START PROVIDED DATA

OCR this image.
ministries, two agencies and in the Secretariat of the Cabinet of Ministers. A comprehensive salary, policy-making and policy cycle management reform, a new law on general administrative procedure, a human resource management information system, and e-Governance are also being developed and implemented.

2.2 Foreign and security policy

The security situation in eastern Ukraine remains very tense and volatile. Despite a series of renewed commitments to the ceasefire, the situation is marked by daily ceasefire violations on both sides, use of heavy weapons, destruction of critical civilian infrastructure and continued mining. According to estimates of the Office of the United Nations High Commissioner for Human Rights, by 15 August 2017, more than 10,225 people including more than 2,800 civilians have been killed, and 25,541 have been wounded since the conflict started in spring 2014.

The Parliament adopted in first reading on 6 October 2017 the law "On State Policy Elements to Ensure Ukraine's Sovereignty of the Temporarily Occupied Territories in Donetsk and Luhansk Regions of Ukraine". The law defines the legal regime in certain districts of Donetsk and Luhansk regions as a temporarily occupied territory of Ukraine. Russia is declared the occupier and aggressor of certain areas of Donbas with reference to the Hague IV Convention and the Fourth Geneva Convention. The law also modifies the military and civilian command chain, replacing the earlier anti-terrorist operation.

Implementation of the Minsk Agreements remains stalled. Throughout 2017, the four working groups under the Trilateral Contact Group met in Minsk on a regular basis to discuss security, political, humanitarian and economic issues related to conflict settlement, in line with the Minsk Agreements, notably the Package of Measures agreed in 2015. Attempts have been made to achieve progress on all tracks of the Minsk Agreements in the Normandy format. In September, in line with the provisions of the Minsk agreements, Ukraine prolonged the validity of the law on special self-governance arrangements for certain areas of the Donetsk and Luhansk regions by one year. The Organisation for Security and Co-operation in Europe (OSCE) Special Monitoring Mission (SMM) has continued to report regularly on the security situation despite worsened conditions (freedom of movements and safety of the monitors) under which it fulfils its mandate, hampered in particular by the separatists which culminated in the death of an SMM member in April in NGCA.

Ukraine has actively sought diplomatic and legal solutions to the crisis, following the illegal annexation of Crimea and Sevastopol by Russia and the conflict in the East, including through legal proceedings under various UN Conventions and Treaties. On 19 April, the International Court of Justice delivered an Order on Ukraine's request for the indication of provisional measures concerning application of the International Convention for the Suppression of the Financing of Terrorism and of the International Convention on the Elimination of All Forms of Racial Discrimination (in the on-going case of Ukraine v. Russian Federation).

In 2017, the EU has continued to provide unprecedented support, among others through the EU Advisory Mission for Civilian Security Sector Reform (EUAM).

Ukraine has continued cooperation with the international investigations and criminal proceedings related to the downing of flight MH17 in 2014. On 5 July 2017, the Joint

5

END PROVIDED DATA

■ **TASK OBJECTIVE**:
Above are the records. Copy every line in them holding "proceedings".

■ **RESPONSE TO THE EXERCISE**:
Ukraine has actively sought diplomatic and legal solutions to the crisis, following the illegal annexation of Crimea and Sevastopol by Russia and the conflict in the East, including through legal proceedings under various UN Conventions and Treaties. On 19 April, the International Court of Justice delivered an Order on Ukraine's request for the indication of provisional measures concerning application of the International Convention for the Suppression of the Financing of Terrorism and of the International Convention on the Elimination of All Forms of Racial Discrimination (in the on-going case of Ukraine v. Russian Federation).
Ukraine has continued cooperation with the international investigations and criminal proceedings related to the downing of flight MH17 in 2014. On 5 July 2017, the Joint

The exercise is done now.